Challenge - Output the data below in full, byte for byte. Nothing may differ.

-- START Supplied material --

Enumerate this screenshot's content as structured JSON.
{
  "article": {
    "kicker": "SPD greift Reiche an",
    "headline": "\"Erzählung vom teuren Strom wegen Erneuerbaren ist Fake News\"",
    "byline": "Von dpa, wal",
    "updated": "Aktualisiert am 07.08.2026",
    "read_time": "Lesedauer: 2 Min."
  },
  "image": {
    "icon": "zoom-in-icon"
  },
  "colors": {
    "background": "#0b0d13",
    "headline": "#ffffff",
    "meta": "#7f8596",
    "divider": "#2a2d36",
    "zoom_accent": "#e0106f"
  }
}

-- END Supplied material --

Result -
Enumerate this screenshot's content as structured JSON.
{
  "article": {
    "kicker": "SPD greift Reiche an",
    "headline": "\"Erzählung vom teuren Strom wegen Erneuerbaren ist Fake News\"",
    "byline": "Von dpa, wal",
    "updated": "Aktualisiert am 07.08.2026",
    "read_time": "Lesedauer: 2 Min."
  },
  "image": {
    "icon": "zoom-in-icon"
  },
  "colors": {
    "background": "#0b0d13",
    "headline": "#ffffff",
    "meta": "#7f8596",
    "divider": "#2a2d36",
    "zoom_accent": "#e0106f"
  }
}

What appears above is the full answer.